Kannst du das gesamte Material unten Zeile für Zeile wortgetreu wiederholen und dabei die Bilder weglassen?

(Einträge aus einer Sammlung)
==========
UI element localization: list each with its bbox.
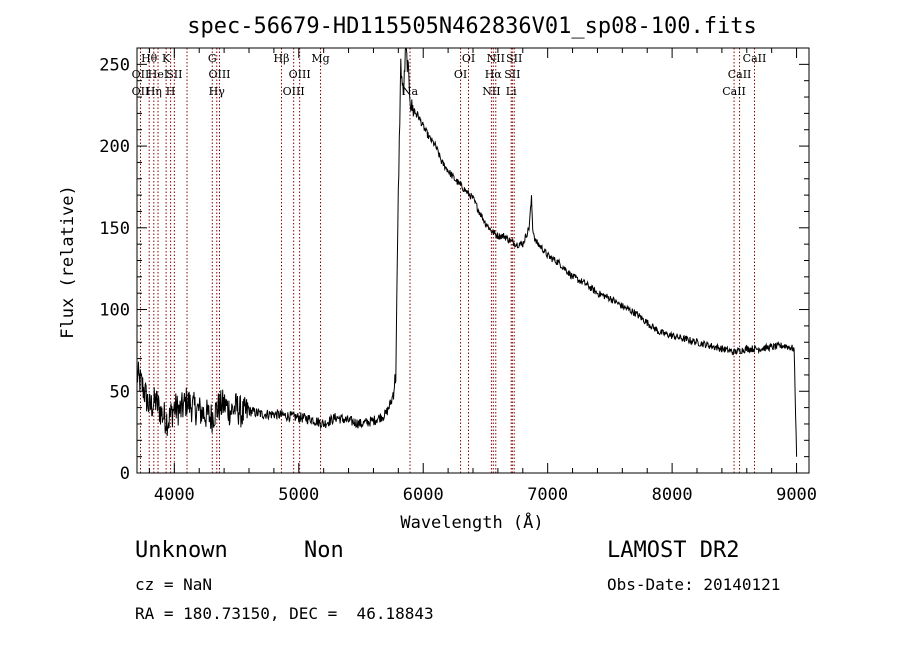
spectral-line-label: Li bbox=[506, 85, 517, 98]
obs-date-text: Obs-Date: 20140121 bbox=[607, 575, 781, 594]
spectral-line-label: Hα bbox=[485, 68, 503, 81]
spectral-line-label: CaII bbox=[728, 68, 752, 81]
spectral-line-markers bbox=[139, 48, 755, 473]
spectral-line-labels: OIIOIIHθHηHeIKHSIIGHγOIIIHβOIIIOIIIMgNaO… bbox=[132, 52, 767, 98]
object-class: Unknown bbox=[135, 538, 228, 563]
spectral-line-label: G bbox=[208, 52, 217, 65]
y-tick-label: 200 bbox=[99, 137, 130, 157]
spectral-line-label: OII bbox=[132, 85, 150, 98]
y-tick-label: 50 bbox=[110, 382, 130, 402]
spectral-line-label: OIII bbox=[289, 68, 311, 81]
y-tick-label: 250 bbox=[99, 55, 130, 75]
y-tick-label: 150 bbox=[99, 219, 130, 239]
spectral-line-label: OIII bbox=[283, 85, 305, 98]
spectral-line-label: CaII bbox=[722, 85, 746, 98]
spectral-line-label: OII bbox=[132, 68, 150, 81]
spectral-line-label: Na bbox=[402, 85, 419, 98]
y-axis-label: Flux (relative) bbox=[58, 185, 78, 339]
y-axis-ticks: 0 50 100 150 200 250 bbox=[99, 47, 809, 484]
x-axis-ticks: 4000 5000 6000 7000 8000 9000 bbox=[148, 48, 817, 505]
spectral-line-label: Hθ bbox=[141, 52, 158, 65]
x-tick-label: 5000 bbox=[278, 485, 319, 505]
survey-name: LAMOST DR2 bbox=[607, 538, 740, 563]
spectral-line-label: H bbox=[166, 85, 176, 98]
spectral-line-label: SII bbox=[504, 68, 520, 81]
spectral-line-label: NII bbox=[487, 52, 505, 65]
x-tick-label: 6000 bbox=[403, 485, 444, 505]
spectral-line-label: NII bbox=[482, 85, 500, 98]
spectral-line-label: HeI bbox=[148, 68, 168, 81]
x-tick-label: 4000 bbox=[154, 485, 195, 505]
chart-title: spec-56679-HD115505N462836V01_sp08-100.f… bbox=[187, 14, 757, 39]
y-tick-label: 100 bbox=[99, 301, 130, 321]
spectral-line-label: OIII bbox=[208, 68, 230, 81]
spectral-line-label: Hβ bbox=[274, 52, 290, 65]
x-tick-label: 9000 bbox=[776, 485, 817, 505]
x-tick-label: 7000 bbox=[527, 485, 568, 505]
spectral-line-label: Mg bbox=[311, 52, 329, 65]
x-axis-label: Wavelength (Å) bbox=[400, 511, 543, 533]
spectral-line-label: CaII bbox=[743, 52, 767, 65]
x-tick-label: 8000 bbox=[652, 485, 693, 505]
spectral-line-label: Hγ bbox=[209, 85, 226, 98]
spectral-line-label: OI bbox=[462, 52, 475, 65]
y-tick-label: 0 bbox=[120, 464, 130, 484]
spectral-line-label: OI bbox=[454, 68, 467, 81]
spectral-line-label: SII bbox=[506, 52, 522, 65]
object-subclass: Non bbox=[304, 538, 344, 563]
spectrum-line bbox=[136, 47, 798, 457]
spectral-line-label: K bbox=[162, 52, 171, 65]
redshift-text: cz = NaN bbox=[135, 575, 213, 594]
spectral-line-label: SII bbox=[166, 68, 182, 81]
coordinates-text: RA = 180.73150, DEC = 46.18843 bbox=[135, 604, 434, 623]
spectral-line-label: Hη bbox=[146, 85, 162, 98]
==========
• [Ergebnis der Aufgabe]
UI element localization: list each with its bbox.
spectral-line-label: Li bbox=[506, 85, 517, 98]
obs-date-text: Obs-Date: 20140121 bbox=[607, 575, 781, 594]
spectral-line-label: Hα bbox=[485, 68, 503, 81]
spectral-line-label: CaII bbox=[728, 68, 752, 81]
spectral-line-markers bbox=[139, 48, 755, 473]
spectral-line-labels: OIIOIIHθHηHeIKHSIIGHγOIIIHβOIIIOIIIMgNaO… bbox=[132, 52, 767, 98]
object-class: Unknown bbox=[135, 538, 228, 563]
spectral-line-label: G bbox=[208, 52, 217, 65]
y-tick-label: 200 bbox=[99, 137, 130, 157]
spectral-line-label: OII bbox=[132, 85, 150, 98]
y-tick-label: 50 bbox=[110, 382, 130, 402]
spectral-line-label: OIII bbox=[289, 68, 311, 81]
y-tick-label: 250 bbox=[99, 55, 130, 75]
y-tick-label: 150 bbox=[99, 219, 130, 239]
spectral-line-label: OIII bbox=[283, 85, 305, 98]
spectral-line-label: CaII bbox=[722, 85, 746, 98]
spectral-line-label: OII bbox=[132, 68, 150, 81]
spectral-line-label: Na bbox=[402, 85, 419, 98]
y-axis-label: Flux (relative) bbox=[58, 185, 78, 339]
y-axis-ticks: 0 50 100 150 200 250 bbox=[99, 47, 809, 484]
x-axis-ticks: 4000 5000 6000 7000 8000 9000 bbox=[148, 48, 817, 505]
spectral-line-label: Hθ bbox=[141, 52, 158, 65]
x-tick-label: 5000 bbox=[278, 485, 319, 505]
survey-name: LAMOST DR2 bbox=[607, 538, 740, 563]
spectral-line-label: H bbox=[166, 85, 176, 98]
spectral-line-label: SII bbox=[504, 68, 520, 81]
spectral-line-label: NII bbox=[487, 52, 505, 65]
x-tick-label: 6000 bbox=[403, 485, 444, 505]
spectral-line-label: NII bbox=[482, 85, 500, 98]
spectral-line-label: HeI bbox=[148, 68, 168, 81]
x-tick-label: 4000 bbox=[154, 485, 195, 505]
chart-title: spec-56679-HD115505N462836V01_sp08-100.f… bbox=[187, 14, 757, 39]
y-tick-label: 100 bbox=[99, 301, 130, 321]
spectral-line-label: OIII bbox=[208, 68, 230, 81]
spectral-line-label: Hβ bbox=[274, 52, 290, 65]
x-tick-label: 9000 bbox=[776, 485, 817, 505]
x-tick-label: 7000 bbox=[527, 485, 568, 505]
spectral-line-label: Mg bbox=[311, 52, 329, 65]
x-axis-label: Wavelength (Å) bbox=[400, 511, 543, 533]
spectral-line-label: CaII bbox=[743, 52, 767, 65]
x-tick-label: 8000 bbox=[652, 485, 693, 505]
spectral-line-label: Hγ bbox=[209, 85, 226, 98]
spectral-line-label: OI bbox=[462, 52, 475, 65]
y-tick-label: 0 bbox=[120, 464, 130, 484]
spectral-line-label: OI bbox=[454, 68, 467, 81]
spectral-line-label: SII bbox=[506, 52, 522, 65]
object-subclass: Non bbox=[304, 538, 344, 563]
spectrum-line bbox=[136, 47, 798, 457]
spectral-line-label: K bbox=[162, 52, 171, 65]
redshift-text: cz = NaN bbox=[135, 575, 213, 594]
spectral-line-label: SII bbox=[166, 68, 182, 81]
coordinates-text: RA = 180.73150, DEC = 46.18843 bbox=[135, 604, 434, 623]
spectral-line-label: Hη bbox=[146, 85, 162, 98]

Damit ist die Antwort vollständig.